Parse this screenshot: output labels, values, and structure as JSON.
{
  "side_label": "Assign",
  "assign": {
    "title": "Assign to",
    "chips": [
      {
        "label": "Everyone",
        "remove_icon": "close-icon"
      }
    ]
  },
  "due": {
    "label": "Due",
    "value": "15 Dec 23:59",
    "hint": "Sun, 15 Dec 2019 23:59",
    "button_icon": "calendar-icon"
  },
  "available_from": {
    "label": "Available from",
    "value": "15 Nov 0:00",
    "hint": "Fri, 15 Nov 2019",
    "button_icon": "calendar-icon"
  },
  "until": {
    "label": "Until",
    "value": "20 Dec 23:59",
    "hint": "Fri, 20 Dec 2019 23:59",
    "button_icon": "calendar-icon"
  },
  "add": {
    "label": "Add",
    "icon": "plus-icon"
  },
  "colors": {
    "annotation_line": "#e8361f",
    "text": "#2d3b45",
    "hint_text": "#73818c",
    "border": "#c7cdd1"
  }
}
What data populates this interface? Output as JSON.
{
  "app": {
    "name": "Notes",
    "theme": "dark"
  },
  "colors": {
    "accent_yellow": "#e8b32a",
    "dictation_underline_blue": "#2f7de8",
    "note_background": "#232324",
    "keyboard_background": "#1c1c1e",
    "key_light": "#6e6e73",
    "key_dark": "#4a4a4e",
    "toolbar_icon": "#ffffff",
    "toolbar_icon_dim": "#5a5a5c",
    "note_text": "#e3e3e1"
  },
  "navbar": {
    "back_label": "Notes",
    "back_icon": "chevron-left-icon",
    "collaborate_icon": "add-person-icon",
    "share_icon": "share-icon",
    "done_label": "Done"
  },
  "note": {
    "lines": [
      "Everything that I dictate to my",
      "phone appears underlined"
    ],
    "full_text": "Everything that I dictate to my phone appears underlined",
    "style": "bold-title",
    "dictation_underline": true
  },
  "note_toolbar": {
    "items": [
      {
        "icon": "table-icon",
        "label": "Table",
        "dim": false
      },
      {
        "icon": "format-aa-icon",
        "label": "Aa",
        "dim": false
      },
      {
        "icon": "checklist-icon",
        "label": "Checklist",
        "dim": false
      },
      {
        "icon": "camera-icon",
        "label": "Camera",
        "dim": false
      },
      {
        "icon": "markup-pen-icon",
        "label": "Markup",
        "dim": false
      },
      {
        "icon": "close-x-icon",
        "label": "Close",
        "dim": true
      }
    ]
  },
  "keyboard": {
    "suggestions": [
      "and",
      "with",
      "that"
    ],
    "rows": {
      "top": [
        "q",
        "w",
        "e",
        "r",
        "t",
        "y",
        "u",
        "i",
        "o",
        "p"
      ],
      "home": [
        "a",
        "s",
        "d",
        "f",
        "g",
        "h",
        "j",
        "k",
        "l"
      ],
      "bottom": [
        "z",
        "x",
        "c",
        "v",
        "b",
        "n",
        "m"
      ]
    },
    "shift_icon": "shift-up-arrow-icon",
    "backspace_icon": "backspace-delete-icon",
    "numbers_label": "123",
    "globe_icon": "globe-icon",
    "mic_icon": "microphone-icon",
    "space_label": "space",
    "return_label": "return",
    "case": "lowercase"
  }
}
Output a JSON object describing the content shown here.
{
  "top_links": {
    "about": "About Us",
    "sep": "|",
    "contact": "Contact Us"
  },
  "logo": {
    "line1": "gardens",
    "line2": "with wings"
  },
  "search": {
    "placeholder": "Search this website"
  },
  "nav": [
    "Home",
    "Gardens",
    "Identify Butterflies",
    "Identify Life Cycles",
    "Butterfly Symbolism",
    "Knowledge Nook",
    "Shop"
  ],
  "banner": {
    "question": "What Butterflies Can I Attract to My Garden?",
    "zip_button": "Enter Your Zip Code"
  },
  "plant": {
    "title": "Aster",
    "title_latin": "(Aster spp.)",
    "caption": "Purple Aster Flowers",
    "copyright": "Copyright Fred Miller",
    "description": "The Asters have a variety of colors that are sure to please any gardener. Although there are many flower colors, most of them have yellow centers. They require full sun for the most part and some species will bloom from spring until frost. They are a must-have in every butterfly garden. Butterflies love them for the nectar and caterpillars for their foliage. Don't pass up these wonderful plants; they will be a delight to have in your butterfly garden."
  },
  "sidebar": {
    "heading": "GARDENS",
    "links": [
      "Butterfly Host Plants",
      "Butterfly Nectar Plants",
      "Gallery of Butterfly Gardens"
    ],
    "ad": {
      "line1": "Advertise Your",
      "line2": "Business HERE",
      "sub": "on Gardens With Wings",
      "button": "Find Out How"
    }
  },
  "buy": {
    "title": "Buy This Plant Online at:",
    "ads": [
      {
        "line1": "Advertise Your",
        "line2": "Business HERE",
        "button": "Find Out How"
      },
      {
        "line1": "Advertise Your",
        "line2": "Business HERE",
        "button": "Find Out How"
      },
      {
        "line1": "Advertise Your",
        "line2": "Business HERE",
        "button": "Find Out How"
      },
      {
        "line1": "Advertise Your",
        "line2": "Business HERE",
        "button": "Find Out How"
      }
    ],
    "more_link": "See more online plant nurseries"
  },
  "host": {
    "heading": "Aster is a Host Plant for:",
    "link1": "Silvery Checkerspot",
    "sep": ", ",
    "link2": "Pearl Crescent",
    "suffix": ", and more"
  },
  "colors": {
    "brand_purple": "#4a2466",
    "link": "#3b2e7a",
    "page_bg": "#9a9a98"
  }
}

^^^^^^^^^^^^^^^^

THE EXERCISE – Output the listing above exactly as it appears.

SOLUTION –
Parse this screenshot: output labels, values, and structure as JSON.
{
  "side_label": "Assign",
  "assign": {
    "title": "Assign to",
    "chips": [
      {
        "label": "Everyone",
        "remove_icon": "close-icon"
      }
    ]
  },
  "due": {
    "label": "Due",
    "value": "15 Dec 23:59",
    "hint": "Sun, 15 Dec 2019 23:59",
    "button_icon": "calendar-icon"
  },
  "available_from": {
    "label": "Available from",
    "value": "15 Nov 0:00",
    "hint": "Fri, 15 Nov 2019",
    "button_icon": "calendar-icon"
  },
  "until": {
    "label": "Until",
    "value": "20 Dec 23:59",
    "hint": "Fri, 20 Dec 2019 23:59",
    "button_icon": "calendar-icon"
  },
  "add": {
    "label": "Add",
    "icon": "plus-icon"
  },
  "colors": {
    "annotation_line": "#e8361f",
    "text": "#2d3b45",
    "hint_text": "#73818c",
    "border": "#c7cdd1"
  }
}
What data populates this interface? Output as JSON.
{
  "app": {
    "name": "Notes",
    "theme": "dark"
  },
  "colors": {
    "accent_yellow": "#e8b32a",
    "dictation_underline_blue": "#2f7de8",
    "note_background": "#232324",
    "keyboard_background": "#1c1c1e",
    "key_light": "#6e6e73",
    "key_dark": "#4a4a4e",
    "toolbar_icon": "#ffffff",
    "toolbar_icon_dim": "#5a5a5c",
    "note_text": "#e3e3e1"
  },
  "navbar": {
    "back_label": "Notes",
    "back_icon": "chevron-left-icon",
    "collaborate_icon": "add-person-icon",
    "share_icon": "share-icon",
    "done_label": "Done"
  },
  "note": {
    "lines": [
      "Everything that I dictate to my",
      "phone appears underlined"
    ],
    "full_text": "Everything that I dictate to my phone appears underlined",
    "style": "bold-title",
    "dictation_underline": true
  },
  "note_toolbar": {
    "items": [
      {
        "icon": "table-icon",
        "label": "Table",
        "dim": false
      },
      {
        "icon": "format-aa-icon",
        "label": "Aa",
        "dim": false
      },
      {
        "icon": "checklist-icon",
        "label": "Checklist",
        "dim": false
      },
      {
        "icon": "camera-icon",
        "label": "Camera",
        "dim": false
      },
      {
        "icon": "markup-pen-icon",
        "label": "Markup",
        "dim": false
      },
      {
        "icon": "close-x-icon",
        "label": "Close",
        "dim": true
      }
    ]
  },
  "keyboard": {
    "suggestions": [
      "and",
      "with",
      "that"
    ],
    "rows": {
      "top": [
        "q",
        "w",
        "e",
        "r",
        "t",
        "y",
        "u",
        "i",
        "o",
        "p"
      ],
      "home": [
        "a",
        "s",
        "d",
        "f",
        "g",
        "h",
        "j",
        "k",
        "l"
      ],
      "bottom": [
        "z",
        "x",
        "c",
        "v",
        "b",
        "n",
        "m"
      ]
    },
    "shift_icon": "shift-up-arrow-icon",
    "backspace_icon": "backspace-delete-icon",
    "numbers_label": "123",
    "globe_icon": "globe-icon",
    "mic_icon": "microphone-icon",
    "space_label": "space",
    "return_label": "return",
    "case": "lowercase"
  }
}
Output a JSON object describing the content shown here.
{
  "top_links": {
    "about": "About Us",
    "sep": "|",
    "contact": "Contact Us"
  },
  "logo": {
    "line1": "gardens",
    "line2": "with wings"
  },
  "search": {
    "placeholder": "Search this website"
  },
  "nav": [
    "Home",
    "Gardens",
    "Identify Butterflies",
    "Identify Life Cycles",
    "Butterfly Symbolism",
    "Knowledge Nook",
    "Shop"
  ],
  "banner": {
    "question": "What Butterflies Can I Attract to My Garden?",
    "zip_button": "Enter Your Zip Code"
  },
  "plant": {
    "title": "Aster",
    "title_latin": "(Aster spp.)",
    "caption": "Purple Aster Flowers",
    "copyright": "Copyright Fred Miller",
    "description": "The Asters have a variety of colors that are sure to please any gardener. Although there are many flower colors, most of them have yellow centers. They require full sun for the most part and some species will bloom from spring until frost. They are a must-have in every butterfly garden. Butterflies love them for the nectar and caterpillars for their foliage. Don't pass up these wonderful plants; they will be a delight to have in your butterfly garden."
  },
  "sidebar": {
    "heading": "GARDENS",
    "links": [
      "Butterfly Host Plants",
      "Butterfly Nectar Plants",
      "Gallery of Butterfly Gardens"
    ],
    "ad": {
      "line1": "Advertise Your",
      "line2": "Business HERE",
      "sub": "on Gardens With Wings",
      "button": "Find Out How"
    }
  },
  "buy": {
    "title": "Buy This Plant Online at:",
    "ads": [
      {
        "line1": "Advertise Your",
        "line2": "Business HERE",
        "button": "Find Out How"
      },
      {
        "line1": "Advertise Your",
        "line2": "Business HERE",
        "button": "Find Out How"
      },
      {
        "line1": "Advertise Your",
        "line2": "Business HERE",
        "button": "Find Out How"
      },
      {
        "line1": "Advertise Your",
        "line2": "Business HERE",
        "button": "Find Out How"
      }
    ],
    "more_link": "See more online plant nurseries"
  },
  "host": {
    "heading": "Aster is a Host Plant for:",
    "link1": "Silvery Checkerspot",
    "sep": ", ",
    "link2": "Pearl Crescent",
    "suffix": ", and more"
  },
  "colors": {
    "brand_purple": "#4a2466",
    "link": "#3b2e7a",
    "page_bg": "#9a9a98"
  }
}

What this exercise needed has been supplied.